### BRIEF
Omit the pictures and output every entry below exactly as written.

### Stored items from a collection
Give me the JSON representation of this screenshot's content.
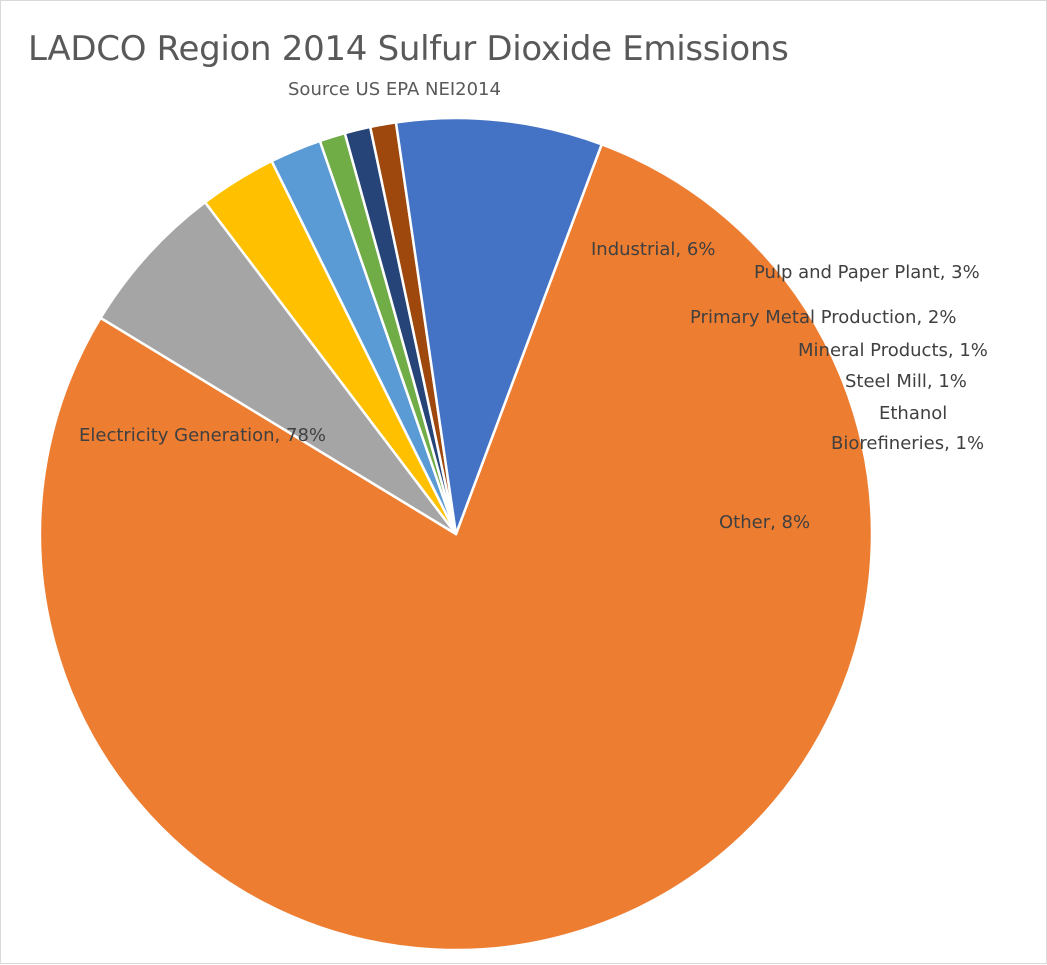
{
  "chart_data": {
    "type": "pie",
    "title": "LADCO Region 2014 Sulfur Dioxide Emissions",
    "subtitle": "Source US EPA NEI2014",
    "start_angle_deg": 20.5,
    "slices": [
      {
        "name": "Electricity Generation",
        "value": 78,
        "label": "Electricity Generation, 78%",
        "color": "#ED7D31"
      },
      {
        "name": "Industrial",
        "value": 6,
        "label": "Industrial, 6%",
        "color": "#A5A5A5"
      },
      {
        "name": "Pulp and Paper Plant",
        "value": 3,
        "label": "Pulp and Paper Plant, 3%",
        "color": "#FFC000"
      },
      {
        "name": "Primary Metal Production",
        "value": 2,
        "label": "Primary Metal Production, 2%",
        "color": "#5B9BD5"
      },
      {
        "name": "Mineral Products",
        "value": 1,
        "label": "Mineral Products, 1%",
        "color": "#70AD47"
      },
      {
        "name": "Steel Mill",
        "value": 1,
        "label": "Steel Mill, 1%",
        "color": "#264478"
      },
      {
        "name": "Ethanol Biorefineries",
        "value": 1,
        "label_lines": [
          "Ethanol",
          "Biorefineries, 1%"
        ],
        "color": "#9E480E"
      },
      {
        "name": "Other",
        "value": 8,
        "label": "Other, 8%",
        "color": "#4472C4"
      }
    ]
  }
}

### SOLUTION
Give me the JSON representation of this screenshot's content.
{
  "chart_data": {
    "type": "pie",
    "title": "LADCO Region 2014 Sulfur Dioxide Emissions",
    "subtitle": "Source US EPA NEI2014",
    "start_angle_deg": 20.5,
    "slices": [
      {
        "name": "Electricity Generation",
        "value": 78,
        "label": "Electricity Generation, 78%",
        "color": "#ED7D31"
      },
      {
        "name": "Industrial",
        "value": 6,
        "label": "Industrial, 6%",
        "color": "#A5A5A5"
      },
      {
        "name": "Pulp and Paper Plant",
        "value": 3,
        "label": "Pulp and Paper Plant, 3%",
        "color": "#FFC000"
      },
      {
        "name": "Primary Metal Production",
        "value": 2,
        "label": "Primary Metal Production, 2%",
        "color": "#5B9BD5"
      },
      {
        "name": "Mineral Products",
        "value": 1,
        "label": "Mineral Products, 1%",
        "color": "#70AD47"
      },
      {
        "name": "Steel Mill",
        "value": 1,
        "label": "Steel Mill, 1%",
        "color": "#264478"
      },
      {
        "name": "Ethanol Biorefineries",
        "value": 1,
        "label_lines": [
          "Ethanol",
          "Biorefineries, 1%"
        ],
        "color": "#9E480E"
      },
      {
        "name": "Other",
        "value": 8,
        "label": "Other, 8%",
        "color": "#4472C4"
      }
    ]
  }
}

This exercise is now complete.